**GIVEN INSTRUCTION**.
Copy out each line that includes the word "text".

Data entries:
BEGIN

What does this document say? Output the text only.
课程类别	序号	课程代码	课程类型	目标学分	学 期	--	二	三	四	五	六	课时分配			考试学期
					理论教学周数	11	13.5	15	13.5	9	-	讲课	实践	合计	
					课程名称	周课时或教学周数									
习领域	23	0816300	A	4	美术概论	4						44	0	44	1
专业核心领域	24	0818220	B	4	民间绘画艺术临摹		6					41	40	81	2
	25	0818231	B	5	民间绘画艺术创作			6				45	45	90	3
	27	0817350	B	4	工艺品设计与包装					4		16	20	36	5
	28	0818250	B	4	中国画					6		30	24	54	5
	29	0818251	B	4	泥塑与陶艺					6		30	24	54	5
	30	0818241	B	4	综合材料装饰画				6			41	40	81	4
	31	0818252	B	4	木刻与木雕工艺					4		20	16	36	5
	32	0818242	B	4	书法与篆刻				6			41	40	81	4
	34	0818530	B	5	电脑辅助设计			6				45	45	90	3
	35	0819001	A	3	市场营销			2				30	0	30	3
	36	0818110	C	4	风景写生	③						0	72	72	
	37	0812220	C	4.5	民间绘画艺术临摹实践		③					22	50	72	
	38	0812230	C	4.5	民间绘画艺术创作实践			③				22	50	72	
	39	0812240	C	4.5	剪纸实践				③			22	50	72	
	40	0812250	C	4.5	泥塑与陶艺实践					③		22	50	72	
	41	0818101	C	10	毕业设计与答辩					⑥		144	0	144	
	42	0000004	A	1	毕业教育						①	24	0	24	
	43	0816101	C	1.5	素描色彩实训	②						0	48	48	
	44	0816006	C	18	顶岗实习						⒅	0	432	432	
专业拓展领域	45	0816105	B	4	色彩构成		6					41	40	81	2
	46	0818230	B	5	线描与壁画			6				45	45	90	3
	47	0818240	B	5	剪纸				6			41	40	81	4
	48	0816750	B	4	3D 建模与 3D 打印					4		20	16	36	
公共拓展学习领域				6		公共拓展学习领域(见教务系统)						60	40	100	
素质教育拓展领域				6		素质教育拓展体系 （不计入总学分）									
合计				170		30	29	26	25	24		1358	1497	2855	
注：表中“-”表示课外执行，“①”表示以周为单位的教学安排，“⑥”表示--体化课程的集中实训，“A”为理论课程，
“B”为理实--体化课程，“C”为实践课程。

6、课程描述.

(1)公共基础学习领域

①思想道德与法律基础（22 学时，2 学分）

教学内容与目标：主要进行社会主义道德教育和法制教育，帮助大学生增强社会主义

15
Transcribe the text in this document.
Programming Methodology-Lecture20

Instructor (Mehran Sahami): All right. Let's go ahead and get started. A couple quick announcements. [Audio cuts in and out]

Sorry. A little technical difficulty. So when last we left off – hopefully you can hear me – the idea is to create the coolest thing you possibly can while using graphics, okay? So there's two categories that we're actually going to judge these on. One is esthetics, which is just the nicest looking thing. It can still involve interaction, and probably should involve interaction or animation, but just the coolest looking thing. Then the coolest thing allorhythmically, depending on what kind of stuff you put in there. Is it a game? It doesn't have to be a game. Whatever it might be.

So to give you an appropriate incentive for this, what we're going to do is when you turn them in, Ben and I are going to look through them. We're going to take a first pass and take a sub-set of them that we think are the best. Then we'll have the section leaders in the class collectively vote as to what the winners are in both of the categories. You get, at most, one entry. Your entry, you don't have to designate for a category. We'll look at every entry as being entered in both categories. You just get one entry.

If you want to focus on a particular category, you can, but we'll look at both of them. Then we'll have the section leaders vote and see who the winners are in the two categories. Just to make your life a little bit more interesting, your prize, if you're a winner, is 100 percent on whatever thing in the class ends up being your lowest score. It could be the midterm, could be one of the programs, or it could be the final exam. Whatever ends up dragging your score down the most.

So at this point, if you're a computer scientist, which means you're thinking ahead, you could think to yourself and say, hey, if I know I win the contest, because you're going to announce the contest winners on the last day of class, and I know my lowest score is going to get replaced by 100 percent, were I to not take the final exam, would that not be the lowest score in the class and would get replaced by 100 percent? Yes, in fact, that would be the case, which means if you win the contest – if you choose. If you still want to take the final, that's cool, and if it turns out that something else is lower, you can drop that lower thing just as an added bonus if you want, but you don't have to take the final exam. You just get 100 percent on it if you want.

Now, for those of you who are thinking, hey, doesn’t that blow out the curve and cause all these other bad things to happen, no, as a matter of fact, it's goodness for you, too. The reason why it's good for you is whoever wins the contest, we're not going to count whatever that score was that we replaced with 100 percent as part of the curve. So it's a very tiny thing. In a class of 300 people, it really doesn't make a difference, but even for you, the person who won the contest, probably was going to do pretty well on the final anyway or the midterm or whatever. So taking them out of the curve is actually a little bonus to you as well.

END

**EXPECTED ANSWER**.
What does this document say? Output the text only.
Transcribe the text in this document.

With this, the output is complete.